#### Task directions
Repeat every entry word for word, skipping the pictures.

#### Available records

== == ==

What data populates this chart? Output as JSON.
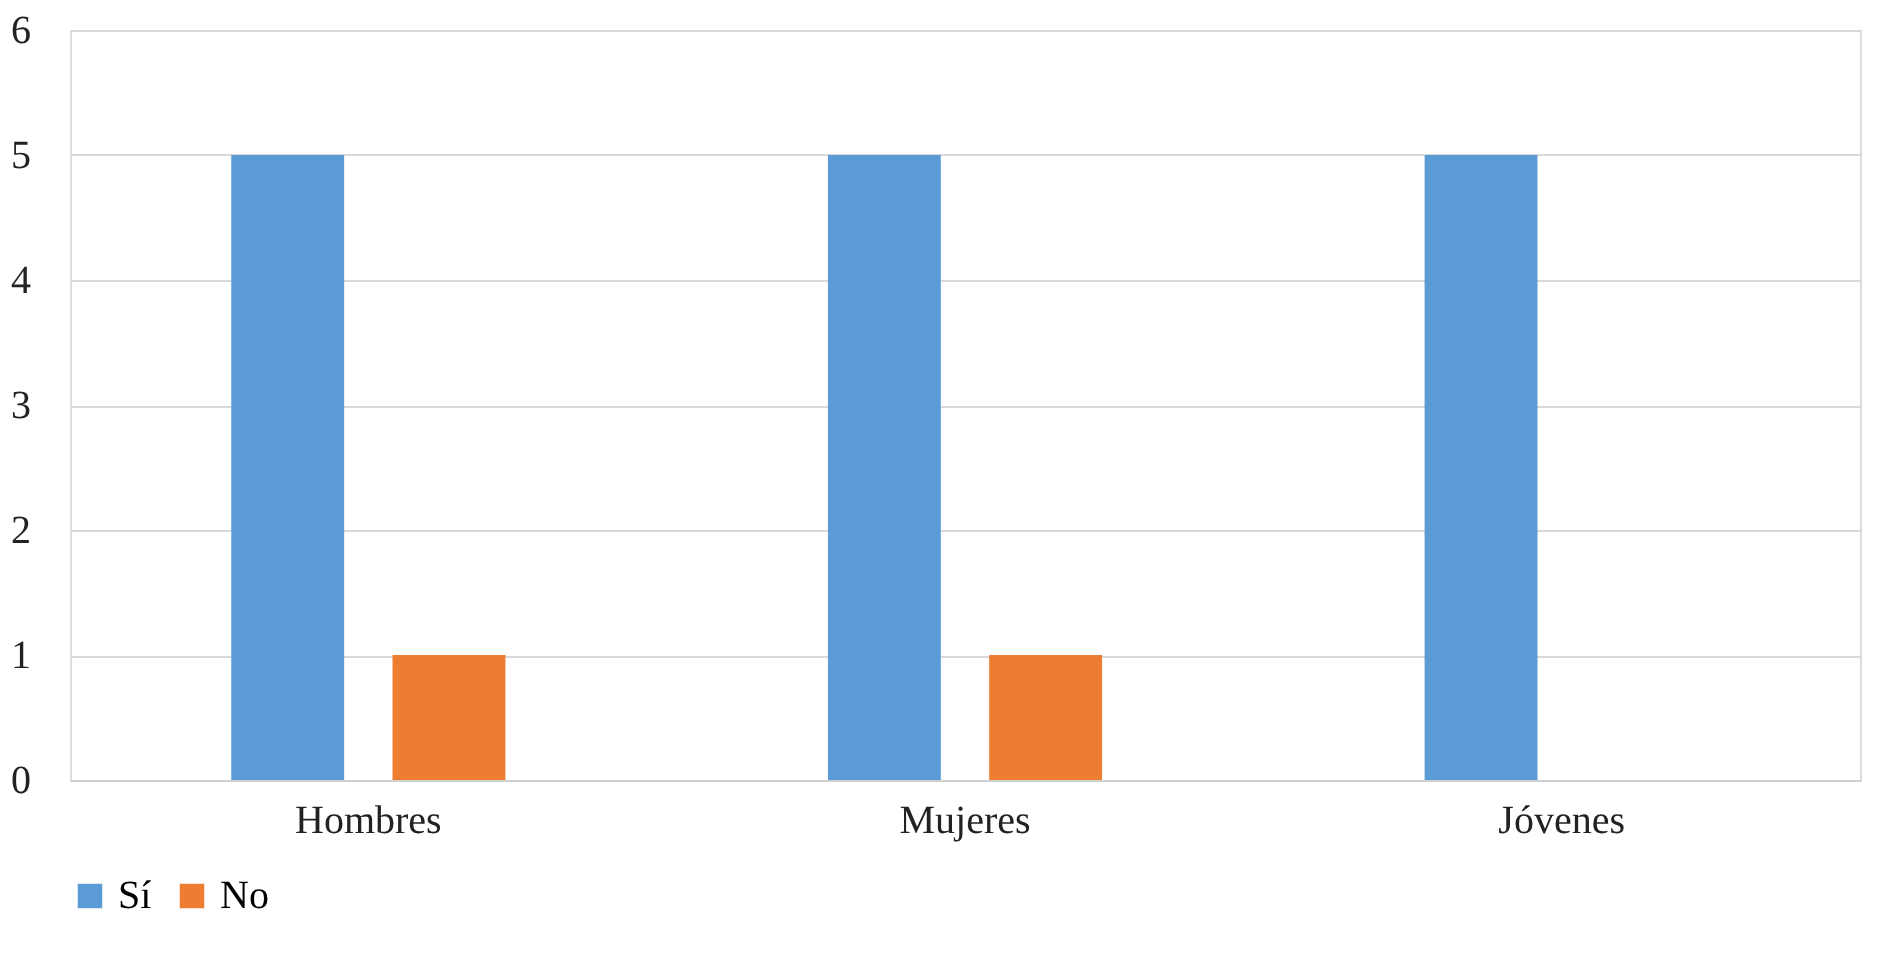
{
  "chart_data": {
    "type": "bar",
    "categories": [
      "Hombres",
      "Mujeres",
      "Jóvenes"
    ],
    "series": [
      {
        "name": "Sí",
        "color": "#5b9bd5",
        "values": [
          5,
          5,
          5
        ]
      },
      {
        "name": "No",
        "color": "#ed7d31",
        "values": [
          1,
          1,
          0
        ]
      }
    ],
    "ylim": [
      0,
      6
    ],
    "yticks": [
      0,
      1,
      2,
      3,
      4,
      5,
      6
    ],
    "grid": "y",
    "legend": "bottom"
  }
}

== == ==

#### Result of the task
What data populates this chart? Output as JSON.
{
  "chart_data": {
    "type": "bar",
    "categories": [
      "Hombres",
      "Mujeres",
      "Jóvenes"
    ],
    "series": [
      {
        "name": "Sí",
        "color": "#5b9bd5",
        "values": [
          5,
          5,
          5
        ]
      },
      {
        "name": "No",
        "color": "#ed7d31",
        "values": [
          1,
          1,
          0
        ]
      }
    ],
    "ylim": [
      0,
      6
    ],
    "yticks": [
      0,
      1,
      2,
      3,
      4,
      5,
      6
    ],
    "grid": "y",
    "legend": "bottom"
  }
}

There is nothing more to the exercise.